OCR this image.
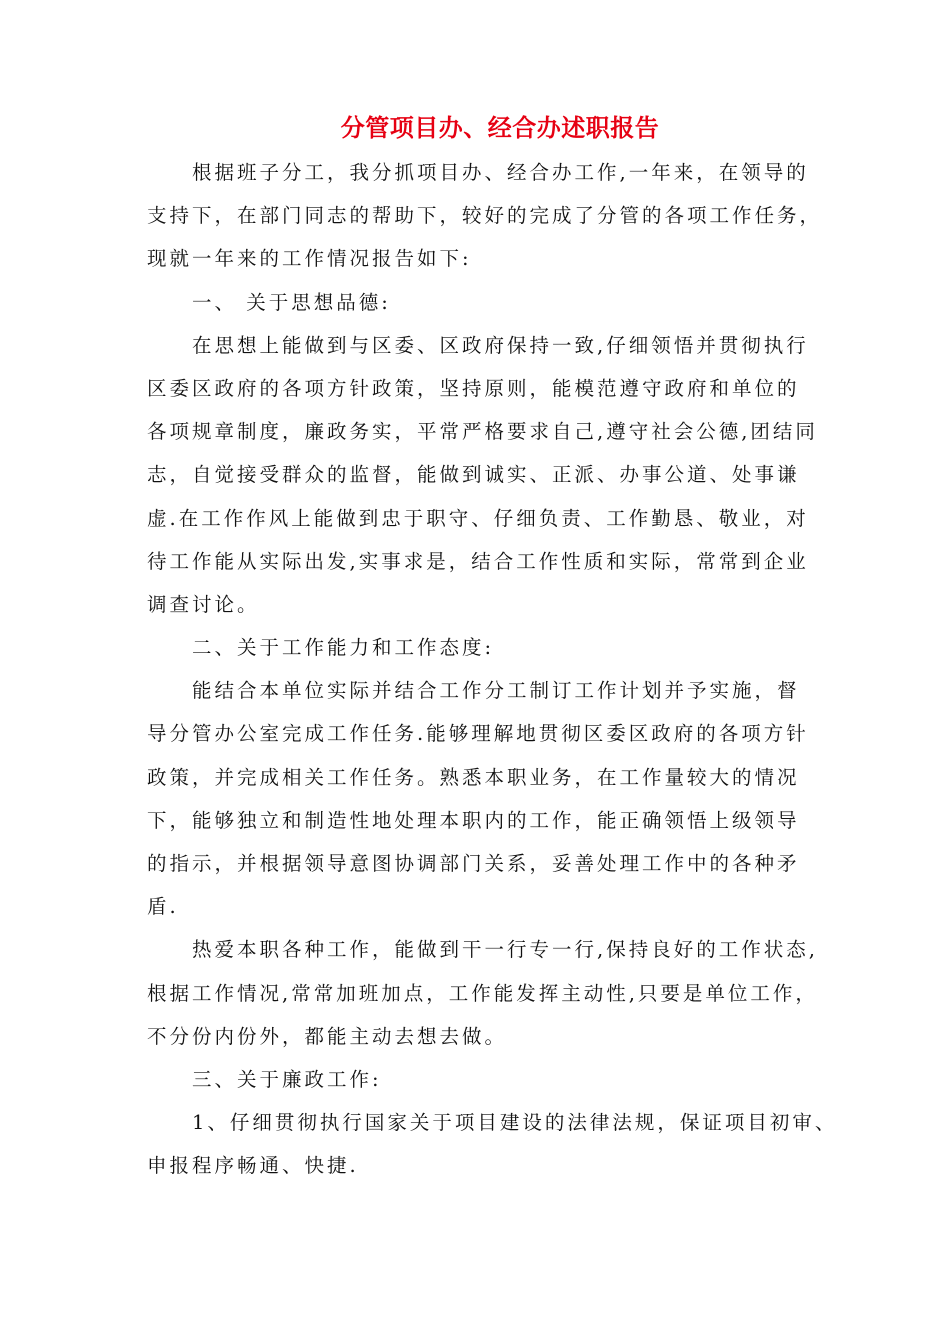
分管项目办、经合办述职报告
根据班子分工，我分抓项目办、经合办工作,一年来，在领导的
支持下，在部门同志的帮助下，较好的完成了分管的各项工作任务，
现就一年来的工作情况报告如下:
一、 关于思想品德:
在思想上能做到与区委、区政府保持一致,仔细领悟并贯彻执行
区委区政府的各项方针政策，坚持原则，能模范遵守政府和单位的
各项规章制度，廉政务实，平常严格要求自己,遵守社会公德,团结同
志，自觉接受群众的监督，能做到诚实、正派、办事公道、处事谦
虚.在工作作风上能做到忠于职守、仔细负责、工作勤恳、敬业，对
待工作能从实际出发,实事求是，结合工作性质和实际，常常到企业
调查讨论。
二、关于工作能力和工作态度:
能结合本单位实际并结合工作分工制订工作计划并予实施，督
导分管办公室完成工作任务.能够理解地贯彻区委区政府的各项方针
政策，并完成相关工作任务。熟悉本职业务，在工作量较大的情况
下，能够独立和制造性地处理本职内的工作，能正确领悟上级领导
的指示，并根据领导意图协调部门关系，妥善处理工作中的各种矛
盾.
热爱本职各种工作，能做到干一行专一行,保持良好的工作状态,
根据工作情况,常常加班加点，工作能发挥主动性,只要是单位工作，
不分份内份外，都能主动去想去做。
三、关于廉政工作:
1、仔细贯彻执行国家关于项目建设的法律法规，保证项目初审、
申报程序畅通、快捷.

※ ※ ※

TO BE DONE => Keep the pictures out and write out the records exactly.

COMPLETE RESPONSE =>
OCR this image.
分管项目办、经合办述职报告
根据班子分工，我分抓项目办、经合办工作,一年来，在领导的
支持下，在部门同志的帮助下，较好的完成了分管的各项工作任务，
现就一年来的工作情况报告如下:
一、 关于思想品德:
在思想上能做到与区委、区政府保持一致,仔细领悟并贯彻执行
区委区政府的各项方针政策，坚持原则，能模范遵守政府和单位的
各项规章制度，廉政务实，平常严格要求自己,遵守社会公德,团结同
志，自觉接受群众的监督，能做到诚实、正派、办事公道、处事谦
虚.在工作作风上能做到忠于职守、仔细负责、工作勤恳、敬业，对
待工作能从实际出发,实事求是，结合工作性质和实际，常常到企业
调查讨论。
二、关于工作能力和工作态度:
能结合本单位实际并结合工作分工制订工作计划并予实施，督
导分管办公室完成工作任务.能够理解地贯彻区委区政府的各项方针
政策，并完成相关工作任务。熟悉本职业务，在工作量较大的情况
下，能够独立和制造性地处理本职内的工作，能正确领悟上级领导
的指示，并根据领导意图协调部门关系，妥善处理工作中的各种矛
盾.
热爱本职各种工作，能做到干一行专一行,保持良好的工作状态,
根据工作情况,常常加班加点，工作能发挥主动性,只要是单位工作，
不分份内份外，都能主动去想去做。
三、关于廉政工作:
1、仔细贯彻执行国家关于项目建设的法律法规，保证项目初审、
申报程序畅通、快捷.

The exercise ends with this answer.